--- start Provided data ---

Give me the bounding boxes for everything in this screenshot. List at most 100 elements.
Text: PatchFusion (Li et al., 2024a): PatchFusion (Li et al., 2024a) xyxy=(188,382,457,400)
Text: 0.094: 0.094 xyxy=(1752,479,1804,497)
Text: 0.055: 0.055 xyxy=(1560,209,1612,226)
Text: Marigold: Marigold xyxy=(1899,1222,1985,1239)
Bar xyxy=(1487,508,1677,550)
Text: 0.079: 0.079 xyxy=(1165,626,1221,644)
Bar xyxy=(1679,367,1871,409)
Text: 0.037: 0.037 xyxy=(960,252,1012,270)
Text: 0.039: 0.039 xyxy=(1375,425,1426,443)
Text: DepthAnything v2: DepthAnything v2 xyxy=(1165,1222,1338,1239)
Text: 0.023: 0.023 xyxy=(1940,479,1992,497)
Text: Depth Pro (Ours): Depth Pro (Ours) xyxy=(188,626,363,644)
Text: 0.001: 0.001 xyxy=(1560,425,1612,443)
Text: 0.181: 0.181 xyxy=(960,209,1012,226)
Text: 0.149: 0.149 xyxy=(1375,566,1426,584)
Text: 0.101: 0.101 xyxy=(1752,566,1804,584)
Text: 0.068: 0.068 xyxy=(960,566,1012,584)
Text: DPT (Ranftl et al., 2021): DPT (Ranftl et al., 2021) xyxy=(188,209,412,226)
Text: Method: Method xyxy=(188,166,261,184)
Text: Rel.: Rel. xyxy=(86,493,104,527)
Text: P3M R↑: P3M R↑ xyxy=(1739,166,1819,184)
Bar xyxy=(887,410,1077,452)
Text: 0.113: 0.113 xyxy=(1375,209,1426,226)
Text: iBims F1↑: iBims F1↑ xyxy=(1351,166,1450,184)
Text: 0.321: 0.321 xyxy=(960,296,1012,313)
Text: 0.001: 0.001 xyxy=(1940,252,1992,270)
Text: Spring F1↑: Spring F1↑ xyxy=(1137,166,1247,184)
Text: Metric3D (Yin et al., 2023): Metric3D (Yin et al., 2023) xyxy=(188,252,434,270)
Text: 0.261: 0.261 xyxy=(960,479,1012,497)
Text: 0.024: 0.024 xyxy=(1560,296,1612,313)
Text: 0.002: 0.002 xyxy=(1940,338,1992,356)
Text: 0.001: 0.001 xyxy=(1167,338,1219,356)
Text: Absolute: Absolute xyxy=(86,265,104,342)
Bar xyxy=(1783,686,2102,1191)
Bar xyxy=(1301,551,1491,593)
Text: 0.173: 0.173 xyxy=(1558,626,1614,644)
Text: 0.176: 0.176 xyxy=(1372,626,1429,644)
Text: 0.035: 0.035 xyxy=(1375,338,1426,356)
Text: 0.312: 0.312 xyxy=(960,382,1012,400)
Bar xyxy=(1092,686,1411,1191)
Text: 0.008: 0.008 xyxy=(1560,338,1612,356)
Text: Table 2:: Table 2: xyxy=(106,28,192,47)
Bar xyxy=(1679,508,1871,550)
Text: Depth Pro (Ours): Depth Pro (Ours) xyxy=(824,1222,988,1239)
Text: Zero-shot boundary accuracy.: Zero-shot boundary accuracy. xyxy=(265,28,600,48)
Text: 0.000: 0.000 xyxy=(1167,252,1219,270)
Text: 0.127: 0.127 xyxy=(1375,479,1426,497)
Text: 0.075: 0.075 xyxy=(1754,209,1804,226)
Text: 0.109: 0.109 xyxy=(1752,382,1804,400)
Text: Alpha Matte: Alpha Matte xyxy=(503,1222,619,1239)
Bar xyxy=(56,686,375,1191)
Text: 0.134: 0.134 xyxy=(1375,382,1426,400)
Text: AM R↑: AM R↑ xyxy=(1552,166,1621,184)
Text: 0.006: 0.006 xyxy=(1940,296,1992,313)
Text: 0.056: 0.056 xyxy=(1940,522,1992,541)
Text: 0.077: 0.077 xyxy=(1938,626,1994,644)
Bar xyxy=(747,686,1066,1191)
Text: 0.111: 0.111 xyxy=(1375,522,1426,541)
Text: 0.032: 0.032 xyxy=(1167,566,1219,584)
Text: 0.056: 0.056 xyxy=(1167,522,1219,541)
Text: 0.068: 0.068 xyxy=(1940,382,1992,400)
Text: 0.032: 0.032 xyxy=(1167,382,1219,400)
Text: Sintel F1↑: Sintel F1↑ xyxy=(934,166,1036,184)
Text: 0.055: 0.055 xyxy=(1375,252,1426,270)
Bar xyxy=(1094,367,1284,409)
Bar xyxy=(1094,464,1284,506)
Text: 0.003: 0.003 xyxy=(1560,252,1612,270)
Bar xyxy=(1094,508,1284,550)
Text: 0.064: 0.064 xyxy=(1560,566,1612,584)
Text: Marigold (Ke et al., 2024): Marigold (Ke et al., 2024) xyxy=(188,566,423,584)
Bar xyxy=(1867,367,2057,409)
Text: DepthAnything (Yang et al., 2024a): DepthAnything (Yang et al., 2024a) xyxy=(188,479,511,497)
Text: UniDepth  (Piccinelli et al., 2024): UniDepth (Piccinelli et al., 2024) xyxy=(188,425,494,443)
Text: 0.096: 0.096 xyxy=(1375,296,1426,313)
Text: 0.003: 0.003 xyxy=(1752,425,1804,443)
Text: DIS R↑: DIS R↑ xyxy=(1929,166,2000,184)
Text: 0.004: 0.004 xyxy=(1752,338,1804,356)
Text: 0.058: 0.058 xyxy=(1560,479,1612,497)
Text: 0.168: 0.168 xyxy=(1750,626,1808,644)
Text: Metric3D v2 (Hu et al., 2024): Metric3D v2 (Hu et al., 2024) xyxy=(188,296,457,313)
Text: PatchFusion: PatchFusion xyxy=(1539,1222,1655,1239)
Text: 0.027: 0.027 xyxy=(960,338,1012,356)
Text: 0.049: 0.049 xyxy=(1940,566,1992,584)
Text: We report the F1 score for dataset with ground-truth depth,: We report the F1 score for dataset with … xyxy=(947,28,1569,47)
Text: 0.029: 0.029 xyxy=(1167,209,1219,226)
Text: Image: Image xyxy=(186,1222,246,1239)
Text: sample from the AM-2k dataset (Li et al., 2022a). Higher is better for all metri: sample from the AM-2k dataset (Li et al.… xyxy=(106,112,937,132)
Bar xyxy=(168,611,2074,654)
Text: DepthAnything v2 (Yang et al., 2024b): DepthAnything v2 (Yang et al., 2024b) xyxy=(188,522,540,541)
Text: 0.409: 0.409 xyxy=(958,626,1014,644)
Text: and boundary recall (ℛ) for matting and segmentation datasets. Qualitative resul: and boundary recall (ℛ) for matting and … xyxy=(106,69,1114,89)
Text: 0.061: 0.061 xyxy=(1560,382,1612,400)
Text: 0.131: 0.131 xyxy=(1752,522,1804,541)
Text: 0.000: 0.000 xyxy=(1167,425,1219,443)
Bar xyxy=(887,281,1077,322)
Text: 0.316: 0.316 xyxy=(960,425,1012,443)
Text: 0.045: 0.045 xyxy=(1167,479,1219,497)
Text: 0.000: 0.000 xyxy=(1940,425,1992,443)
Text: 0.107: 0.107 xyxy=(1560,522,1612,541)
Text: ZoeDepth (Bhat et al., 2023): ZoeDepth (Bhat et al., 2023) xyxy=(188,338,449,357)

--- end Provided data ---

[Direction]:
Update the lines above, changing each "Depth Pro (Ours)" to "Depth Pro" and leaving everything else unchanged.

[Written answer]:
Give me the bounding boxes for everything in this screenshot. List at most 100 elements.
Text: PatchFusion (Li et al., 2024a): PatchFusion (Li et al., 2024a) xyxy=(188,382,457,400)
Text: 0.094: 0.094 xyxy=(1752,479,1804,497)
Text: 0.055: 0.055 xyxy=(1560,209,1612,226)
Text: Marigold: Marigold xyxy=(1899,1222,1985,1239)
Bar xyxy=(1487,508,1677,550)
Text: 0.079: 0.079 xyxy=(1165,626,1221,644)
Bar xyxy=(1679,367,1871,409)
Text: 0.037: 0.037 xyxy=(960,252,1012,270)
Text: 0.039: 0.039 xyxy=(1375,425,1426,443)
Text: DepthAnything v2: DepthAnything v2 xyxy=(1165,1222,1338,1239)
Text: 0.023: 0.023 xyxy=(1940,479,1992,497)
Text: Depth Pro: Depth Pro xyxy=(188,626,363,644)
Text: 0.001: 0.001 xyxy=(1560,425,1612,443)
Text: 0.181: 0.181 xyxy=(960,209,1012,226)
Text: 0.149: 0.149 xyxy=(1375,566,1426,584)
Text: 0.101: 0.101 xyxy=(1752,566,1804,584)
Text: 0.068: 0.068 xyxy=(960,566,1012,584)
Text: DPT (Ranftl et al., 2021): DPT (Ranftl et al., 2021) xyxy=(188,209,412,226)
Text: Method: Method xyxy=(188,166,261,184)
Text: Rel.: Rel. xyxy=(86,493,104,527)
Text: P3M R↑: P3M R↑ xyxy=(1739,166,1819,184)
Bar xyxy=(887,410,1077,452)
Text: 0.113: 0.113 xyxy=(1375,209,1426,226)
Text: iBims F1↑: iBims F1↑ xyxy=(1351,166,1450,184)
Text: 0.321: 0.321 xyxy=(960,296,1012,313)
Text: 0.001: 0.001 xyxy=(1940,252,1992,270)
Text: Spring F1↑: Spring F1↑ xyxy=(1137,166,1247,184)
Text: Metric3D (Yin et al., 2023): Metric3D (Yin et al., 2023) xyxy=(188,252,434,270)
Text: 0.261: 0.261 xyxy=(960,479,1012,497)
Text: 0.024: 0.024 xyxy=(1560,296,1612,313)
Text: 0.002: 0.002 xyxy=(1940,338,1992,356)
Text: 0.001: 0.001 xyxy=(1167,338,1219,356)
Text: Absolute: Absolute xyxy=(86,265,104,342)
Bar xyxy=(1783,686,2102,1191)
Bar xyxy=(1301,551,1491,593)
Text: 0.173: 0.173 xyxy=(1558,626,1614,644)
Text: 0.176: 0.176 xyxy=(1372,626,1429,644)
Text: 0.035: 0.035 xyxy=(1375,338,1426,356)
Text: 0.312: 0.312 xyxy=(960,382,1012,400)
Bar xyxy=(1092,686,1411,1191)
Text: 0.008: 0.008 xyxy=(1560,338,1612,356)
Text: Table 2:: Table 2: xyxy=(106,28,192,47)
Bar xyxy=(1679,508,1871,550)
Text: Depth Pro: Depth Pro xyxy=(824,1222,988,1239)
Text: Zero-shot boundary accuracy.: Zero-shot boundary accuracy. xyxy=(265,28,600,48)
Text: 0.000: 0.000 xyxy=(1167,252,1219,270)
Text: 0.127: 0.127 xyxy=(1375,479,1426,497)
Text: 0.075: 0.075 xyxy=(1754,209,1804,226)
Text: 0.109: 0.109 xyxy=(1752,382,1804,400)
Text: Alpha Matte: Alpha Matte xyxy=(503,1222,619,1239)
Bar xyxy=(56,686,375,1191)
Text: 0.134: 0.134 xyxy=(1375,382,1426,400)
Text: AM R↑: AM R↑ xyxy=(1552,166,1621,184)
Text: 0.006: 0.006 xyxy=(1940,296,1992,313)
Text: 0.056: 0.056 xyxy=(1940,522,1992,541)
Text: 0.077: 0.077 xyxy=(1938,626,1994,644)
Bar xyxy=(747,686,1066,1191)
Text: 0.111: 0.111 xyxy=(1375,522,1426,541)
Text: 0.032: 0.032 xyxy=(1167,566,1219,584)
Text: 0.056: 0.056 xyxy=(1167,522,1219,541)
Text: 0.068: 0.068 xyxy=(1940,382,1992,400)
Text: 0.032: 0.032 xyxy=(1167,382,1219,400)
Text: Sintel F1↑: Sintel F1↑ xyxy=(934,166,1036,184)
Text: 0.055: 0.055 xyxy=(1375,252,1426,270)
Bar xyxy=(1094,367,1284,409)
Bar xyxy=(1094,464,1284,506)
Text: 0.003: 0.003 xyxy=(1560,252,1612,270)
Bar xyxy=(1094,508,1284,550)
Text: 0.064: 0.064 xyxy=(1560,566,1612,584)
Text: Marigold (Ke et al., 2024): Marigold (Ke et al., 2024) xyxy=(188,566,423,584)
Bar xyxy=(1867,367,2057,409)
Text: DepthAnything (Yang et al., 2024a): DepthAnything (Yang et al., 2024a) xyxy=(188,479,511,497)
Text: UniDepth  (Piccinelli et al., 2024): UniDepth (Piccinelli et al., 2024) xyxy=(188,425,494,443)
Text: 0.096: 0.096 xyxy=(1375,296,1426,313)
Text: 0.003: 0.003 xyxy=(1752,425,1804,443)
Text: DIS R↑: DIS R↑ xyxy=(1929,166,2000,184)
Text: 0.004: 0.004 xyxy=(1752,338,1804,356)
Text: 0.058: 0.058 xyxy=(1560,479,1612,497)
Text: 0.168: 0.168 xyxy=(1750,626,1808,644)
Text: Metric3D v2 (Hu et al., 2024): Metric3D v2 (Hu et al., 2024) xyxy=(188,296,457,313)
Text: PatchFusion: PatchFusion xyxy=(1539,1222,1655,1239)
Text: 0.027: 0.027 xyxy=(960,338,1012,356)
Text: 0.049: 0.049 xyxy=(1940,566,1992,584)
Text: We report the F1 score for dataset with ground-truth depth,: We report the F1 score for dataset with … xyxy=(947,28,1569,47)
Text: 0.029: 0.029 xyxy=(1167,209,1219,226)
Text: Image: Image xyxy=(186,1222,246,1239)
Text: sample from the AM-2k dataset (Li et al., 2022a). Higher is better for all metri: sample from the AM-2k dataset (Li et al.… xyxy=(106,112,937,132)
Bar xyxy=(168,611,2074,654)
Text: DepthAnything v2 (Yang et al., 2024b): DepthAnything v2 (Yang et al., 2024b) xyxy=(188,522,540,541)
Text: 0.409: 0.409 xyxy=(958,626,1014,644)
Text: and boundary recall (ℛ) for matting and segmentation datasets. Qualitative resul: and boundary recall (ℛ) for matting and … xyxy=(106,69,1114,89)
Text: 0.061: 0.061 xyxy=(1560,382,1612,400)
Text: 0.131: 0.131 xyxy=(1752,522,1804,541)
Text: 0.000: 0.000 xyxy=(1167,425,1219,443)
Bar xyxy=(887,281,1077,322)
Text: 0.316: 0.316 xyxy=(960,425,1012,443)
Text: 0.045: 0.045 xyxy=(1167,479,1219,497)
Text: 0.000: 0.000 xyxy=(1940,425,1992,443)
Text: 0.107: 0.107 xyxy=(1560,522,1612,541)
Text: ZoeDepth (Bhat et al., 2023): ZoeDepth (Bhat et al., 2023) xyxy=(188,338,449,357)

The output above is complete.